> [EXERCISE INSTRUCTIONS]:
Reproduce the passage of the NMR spectroscopy text that begins with the words "Conflict of interest: The" and ends with "field inhomogeniety (T2*).".

> [EXTRACTED TEXT]:
Furthermore, the higher field increases our ability to distinguish between adjacent peaks in the NMR spectrum. This improvement in spectral resolution means that peaks that overlap at 1.5 tesla may be distinguished at the higher field. This would improve the ability to separate the 2,3-diphosphoglycerate in red blood cells from myocardial inorganic phosphate, for example. Such improved ability to define the inorganic phosphate peak should lead to higher resolution in the measurement of intracellular pH (calculated from the shift in frequency of the inorganic phosphate peak relative to PCr).
Increased field strength also leads to stronger coupling between nuclei. Techniques that improve the detection of relatively weak nuclei, such as 13C, will benefit from the shift to the higher field. One technique uses cross-polarization transfer, which transfers the signal from the 13C nuclei to adjacent protons for detection. Higher field increases the signal-to-noise ratio of the proton nuclei directly, but in addition, the coupling between the proton and the carbon is also increased at higher field, resulting in further benefit.
As with imaging, the increased signal-to-noise ratio can be used to increase the speed with which spectroscopic data are acquired, or to decrease the area that is interrogated; and it is of paramount importance in cardiovascular spectroscopic imaging, since issues regarding signal contamination from adjacent tissue (ventricular blood pool, skeletal muscle, or liver) are major concerns.
Traditional spectroscopic localization methods do not use gradients during the data acquisition because of the risk of contamination from signal emanating outside the VOI. This is particularly important with spectroscopic volume selection methods such as ISIS and depth-resolved surface coil spectroscopy (DRESS) that employ gradients to select the region from which spectra are acquired. Gradients are turned off for the data acquisition. However, acquisition speed can be improved by combination of spectroscopic and fast imaging methods. By relaxing of the requirement not to employ gradients during acquisition, rapid imaging strategies such as echo-planar imaging can be incorporated to increase the speed of data acquisition for spectroscopic imaging (105). Recent advances in scanner hardware have made these strategies possible.
Conclusions
NMR spectroscopy and imaging has been applied increasingly to provide an understanding of the metabolism and function of the heart and blood vessels. The technologies embodied in NMR applications are unique in that they can provide detailed information at molecular, cellular, organ, and whole-body levels, effectively going “from the molecule to man.” There has been substantial and remarkable evolution in the cardiovascular application of this technology since the discovery of the phenomenon of NMR in the late 1940s and its application to generate images in the early 1970s. As clinical platforms continue to move to higher fields (and as we overcome the technical hurdles presented by these fields), we obtain new information that has significant impact on the diagnosis and management of our patients. At present, we are still only scratching the surface.
Conflict of interest: The authors have declared that no conflict of interest exists.
Nonstandard abbreviations used: magnetic resonance (MR); echo-planar imaging (EPI); cardiovascular MR (CMR); volume of interest (VOI); chemical shift imaging (CSI); image-selected in vivo spectroscopy (ISIS); spatial response function (SRF); radiofrequency (RF); gadolinium-diethyleneaminepentaacetate (Gd-DTPA); phosphocreatine (PCr); inorganic phosphate (Pi); tricarboxylic acid (TCA); spin-lattice relaxation time (T1); spin-spin relaxation time (T2); change in spin-spin relaxation time due to magnetic field inhomogeniety (T2*).

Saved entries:
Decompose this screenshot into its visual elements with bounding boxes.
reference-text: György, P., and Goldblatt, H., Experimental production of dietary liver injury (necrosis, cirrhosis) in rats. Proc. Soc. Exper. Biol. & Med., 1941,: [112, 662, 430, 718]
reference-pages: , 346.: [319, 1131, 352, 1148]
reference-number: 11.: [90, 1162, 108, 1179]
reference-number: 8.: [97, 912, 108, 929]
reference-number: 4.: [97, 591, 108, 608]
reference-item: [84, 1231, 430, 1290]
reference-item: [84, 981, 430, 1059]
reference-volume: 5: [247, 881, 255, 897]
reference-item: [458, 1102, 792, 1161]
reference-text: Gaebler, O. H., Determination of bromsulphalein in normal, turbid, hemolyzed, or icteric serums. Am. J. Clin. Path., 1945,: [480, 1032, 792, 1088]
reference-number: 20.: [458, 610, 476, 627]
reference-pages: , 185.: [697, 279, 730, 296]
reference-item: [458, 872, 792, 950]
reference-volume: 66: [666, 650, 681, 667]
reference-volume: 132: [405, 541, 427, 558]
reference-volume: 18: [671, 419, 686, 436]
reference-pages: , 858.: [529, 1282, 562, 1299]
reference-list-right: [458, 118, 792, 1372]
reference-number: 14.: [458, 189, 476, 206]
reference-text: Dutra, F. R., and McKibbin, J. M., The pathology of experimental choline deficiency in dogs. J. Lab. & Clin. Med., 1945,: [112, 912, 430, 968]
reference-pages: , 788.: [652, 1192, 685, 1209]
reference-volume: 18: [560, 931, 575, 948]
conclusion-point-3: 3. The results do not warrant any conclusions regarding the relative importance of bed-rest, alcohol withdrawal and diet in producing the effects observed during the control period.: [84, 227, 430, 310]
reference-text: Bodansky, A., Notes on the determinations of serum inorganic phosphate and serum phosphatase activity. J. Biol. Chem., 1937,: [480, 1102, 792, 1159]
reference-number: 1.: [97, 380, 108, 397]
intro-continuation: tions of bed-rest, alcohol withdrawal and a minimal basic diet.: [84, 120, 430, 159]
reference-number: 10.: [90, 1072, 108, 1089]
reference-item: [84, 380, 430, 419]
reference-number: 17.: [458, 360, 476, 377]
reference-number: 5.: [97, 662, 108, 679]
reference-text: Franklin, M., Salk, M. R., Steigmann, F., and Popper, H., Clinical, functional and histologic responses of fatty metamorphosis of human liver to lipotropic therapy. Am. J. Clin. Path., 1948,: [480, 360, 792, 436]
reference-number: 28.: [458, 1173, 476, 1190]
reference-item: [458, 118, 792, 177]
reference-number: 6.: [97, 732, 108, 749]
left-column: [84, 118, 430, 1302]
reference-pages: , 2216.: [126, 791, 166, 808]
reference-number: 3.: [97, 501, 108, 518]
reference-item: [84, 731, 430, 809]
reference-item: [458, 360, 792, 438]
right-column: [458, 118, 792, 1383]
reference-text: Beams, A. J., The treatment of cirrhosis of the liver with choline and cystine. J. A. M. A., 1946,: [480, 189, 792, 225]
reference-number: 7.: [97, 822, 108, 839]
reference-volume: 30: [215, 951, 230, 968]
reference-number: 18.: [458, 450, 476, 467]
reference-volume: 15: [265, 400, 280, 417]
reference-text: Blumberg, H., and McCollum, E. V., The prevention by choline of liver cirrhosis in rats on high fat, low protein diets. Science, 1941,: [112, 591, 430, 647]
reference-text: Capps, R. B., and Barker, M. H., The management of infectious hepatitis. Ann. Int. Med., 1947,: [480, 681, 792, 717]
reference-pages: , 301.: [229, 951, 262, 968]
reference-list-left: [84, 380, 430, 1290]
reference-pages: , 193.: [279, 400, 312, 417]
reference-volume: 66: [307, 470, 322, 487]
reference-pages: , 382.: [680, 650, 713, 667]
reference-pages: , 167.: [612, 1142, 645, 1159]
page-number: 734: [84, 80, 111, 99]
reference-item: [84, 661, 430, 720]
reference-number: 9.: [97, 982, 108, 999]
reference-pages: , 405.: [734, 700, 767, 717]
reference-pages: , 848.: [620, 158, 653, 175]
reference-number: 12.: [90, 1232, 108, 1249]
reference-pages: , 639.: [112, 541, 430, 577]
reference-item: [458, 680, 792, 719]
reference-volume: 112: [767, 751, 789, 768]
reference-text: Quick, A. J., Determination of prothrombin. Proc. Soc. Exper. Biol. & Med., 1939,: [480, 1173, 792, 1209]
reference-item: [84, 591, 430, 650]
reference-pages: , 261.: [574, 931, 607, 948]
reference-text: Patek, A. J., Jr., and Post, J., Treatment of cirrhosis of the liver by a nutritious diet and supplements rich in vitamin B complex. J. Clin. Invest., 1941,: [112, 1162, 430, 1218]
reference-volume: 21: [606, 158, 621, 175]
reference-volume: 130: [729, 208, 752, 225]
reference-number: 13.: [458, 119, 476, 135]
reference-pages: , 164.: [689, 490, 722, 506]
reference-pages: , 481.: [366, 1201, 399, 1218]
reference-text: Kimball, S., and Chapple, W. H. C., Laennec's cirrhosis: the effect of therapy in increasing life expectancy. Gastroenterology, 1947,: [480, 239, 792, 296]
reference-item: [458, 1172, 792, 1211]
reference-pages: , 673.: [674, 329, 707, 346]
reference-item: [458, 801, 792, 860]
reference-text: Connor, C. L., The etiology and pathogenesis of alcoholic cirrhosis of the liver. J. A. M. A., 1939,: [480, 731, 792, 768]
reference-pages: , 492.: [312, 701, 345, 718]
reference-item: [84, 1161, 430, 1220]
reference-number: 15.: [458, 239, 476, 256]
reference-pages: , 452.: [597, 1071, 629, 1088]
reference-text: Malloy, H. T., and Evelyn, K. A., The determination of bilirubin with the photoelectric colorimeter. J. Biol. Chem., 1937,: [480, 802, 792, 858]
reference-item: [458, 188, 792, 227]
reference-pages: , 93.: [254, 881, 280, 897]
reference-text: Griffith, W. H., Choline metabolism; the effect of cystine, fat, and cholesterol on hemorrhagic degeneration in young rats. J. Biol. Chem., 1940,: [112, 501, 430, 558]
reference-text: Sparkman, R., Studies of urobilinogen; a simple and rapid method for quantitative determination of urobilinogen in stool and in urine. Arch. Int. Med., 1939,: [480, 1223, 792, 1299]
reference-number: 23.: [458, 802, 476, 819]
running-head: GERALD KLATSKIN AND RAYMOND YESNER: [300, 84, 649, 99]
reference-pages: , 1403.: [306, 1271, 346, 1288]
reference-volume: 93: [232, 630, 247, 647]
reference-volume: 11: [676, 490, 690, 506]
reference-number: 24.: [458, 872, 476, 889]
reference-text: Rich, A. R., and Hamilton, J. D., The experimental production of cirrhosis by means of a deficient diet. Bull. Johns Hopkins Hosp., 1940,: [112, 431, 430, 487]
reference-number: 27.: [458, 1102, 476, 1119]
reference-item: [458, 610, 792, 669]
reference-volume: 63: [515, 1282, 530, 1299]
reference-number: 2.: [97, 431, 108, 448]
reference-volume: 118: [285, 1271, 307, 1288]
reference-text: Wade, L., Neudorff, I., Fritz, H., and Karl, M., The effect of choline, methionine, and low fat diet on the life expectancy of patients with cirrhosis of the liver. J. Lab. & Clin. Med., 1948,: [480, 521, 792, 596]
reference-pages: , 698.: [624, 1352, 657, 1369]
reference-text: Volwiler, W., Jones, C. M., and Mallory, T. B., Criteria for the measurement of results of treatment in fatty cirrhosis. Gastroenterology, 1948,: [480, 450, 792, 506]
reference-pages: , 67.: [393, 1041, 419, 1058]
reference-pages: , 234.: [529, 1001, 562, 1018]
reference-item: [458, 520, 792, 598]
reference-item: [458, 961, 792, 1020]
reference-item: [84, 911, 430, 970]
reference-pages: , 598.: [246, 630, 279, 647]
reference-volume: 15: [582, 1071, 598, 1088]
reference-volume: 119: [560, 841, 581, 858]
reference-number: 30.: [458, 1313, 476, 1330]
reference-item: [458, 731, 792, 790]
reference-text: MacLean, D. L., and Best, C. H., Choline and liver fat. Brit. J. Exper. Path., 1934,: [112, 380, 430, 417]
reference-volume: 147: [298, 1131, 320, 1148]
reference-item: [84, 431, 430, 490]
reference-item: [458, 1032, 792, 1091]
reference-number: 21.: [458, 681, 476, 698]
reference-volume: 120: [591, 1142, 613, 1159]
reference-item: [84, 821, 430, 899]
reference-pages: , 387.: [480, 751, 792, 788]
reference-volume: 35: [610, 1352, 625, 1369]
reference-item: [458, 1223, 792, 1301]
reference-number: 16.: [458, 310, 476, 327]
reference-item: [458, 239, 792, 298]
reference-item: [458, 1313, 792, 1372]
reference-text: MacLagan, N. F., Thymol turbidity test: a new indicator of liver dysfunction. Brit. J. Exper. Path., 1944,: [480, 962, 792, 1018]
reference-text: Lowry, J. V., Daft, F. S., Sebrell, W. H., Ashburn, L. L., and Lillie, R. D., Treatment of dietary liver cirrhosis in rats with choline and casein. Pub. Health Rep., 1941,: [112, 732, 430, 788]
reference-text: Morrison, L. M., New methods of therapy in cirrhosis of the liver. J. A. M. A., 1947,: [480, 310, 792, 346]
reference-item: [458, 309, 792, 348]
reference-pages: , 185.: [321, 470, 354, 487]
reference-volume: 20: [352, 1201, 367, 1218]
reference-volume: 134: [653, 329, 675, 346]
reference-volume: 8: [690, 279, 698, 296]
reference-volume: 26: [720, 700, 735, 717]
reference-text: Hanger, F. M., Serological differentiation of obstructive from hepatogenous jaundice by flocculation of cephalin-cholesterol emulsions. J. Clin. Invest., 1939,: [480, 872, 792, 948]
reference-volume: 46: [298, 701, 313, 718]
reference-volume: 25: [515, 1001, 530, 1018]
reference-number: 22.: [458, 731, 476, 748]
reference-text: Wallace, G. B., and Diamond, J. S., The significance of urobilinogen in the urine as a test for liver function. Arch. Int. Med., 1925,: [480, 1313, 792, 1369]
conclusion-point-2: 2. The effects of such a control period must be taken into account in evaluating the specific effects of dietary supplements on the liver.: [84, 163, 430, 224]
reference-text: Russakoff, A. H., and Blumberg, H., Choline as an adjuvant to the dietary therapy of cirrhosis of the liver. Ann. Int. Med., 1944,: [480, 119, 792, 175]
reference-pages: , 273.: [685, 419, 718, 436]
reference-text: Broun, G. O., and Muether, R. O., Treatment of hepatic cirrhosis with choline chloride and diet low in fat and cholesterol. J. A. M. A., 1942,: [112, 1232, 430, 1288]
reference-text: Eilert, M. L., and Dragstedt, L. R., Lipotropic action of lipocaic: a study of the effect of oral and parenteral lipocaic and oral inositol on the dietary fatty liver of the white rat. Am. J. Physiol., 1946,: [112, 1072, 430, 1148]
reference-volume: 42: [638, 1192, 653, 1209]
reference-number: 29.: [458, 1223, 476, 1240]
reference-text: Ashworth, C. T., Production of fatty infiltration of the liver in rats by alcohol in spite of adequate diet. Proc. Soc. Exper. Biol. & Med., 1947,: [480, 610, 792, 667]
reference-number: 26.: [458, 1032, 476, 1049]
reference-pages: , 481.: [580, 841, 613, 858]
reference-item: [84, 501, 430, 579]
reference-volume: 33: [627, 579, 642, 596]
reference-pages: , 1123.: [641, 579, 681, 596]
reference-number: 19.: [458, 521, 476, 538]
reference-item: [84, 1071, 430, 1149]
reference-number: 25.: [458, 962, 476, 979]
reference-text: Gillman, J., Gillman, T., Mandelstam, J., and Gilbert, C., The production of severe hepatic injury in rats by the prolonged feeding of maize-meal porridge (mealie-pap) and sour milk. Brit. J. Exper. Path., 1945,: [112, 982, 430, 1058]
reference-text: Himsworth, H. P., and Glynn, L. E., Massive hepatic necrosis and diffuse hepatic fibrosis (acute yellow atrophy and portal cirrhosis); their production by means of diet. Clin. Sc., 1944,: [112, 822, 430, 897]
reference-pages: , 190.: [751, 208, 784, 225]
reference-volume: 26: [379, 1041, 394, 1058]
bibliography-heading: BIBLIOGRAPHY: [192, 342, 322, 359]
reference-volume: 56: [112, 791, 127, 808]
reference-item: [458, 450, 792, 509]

> [SOLVED EXERCISE]:
Conflict of interest: The authors have declared that no conflict of interest exists.
Nonstandard abbreviations used: magnetic resonance (MR); echo-planar imaging (EPI); cardiovascular MR (CMR); volume of interest (VOI); chemical shift imaging (CSI); image-selected in vivo spectroscopy (ISIS); spatial response function (SRF); radiofrequency (RF); gadolinium-diethyleneaminepentaacetate (Gd-DTPA); phosphocreatine (PCr); inorganic phosphate (Pi); tricarboxylic acid (TCA); spin-lattice relaxation time (T1); spin-spin relaxation time (T2); change in spin-spin relaxation time due to magnetic field inhomogeniety (T2*).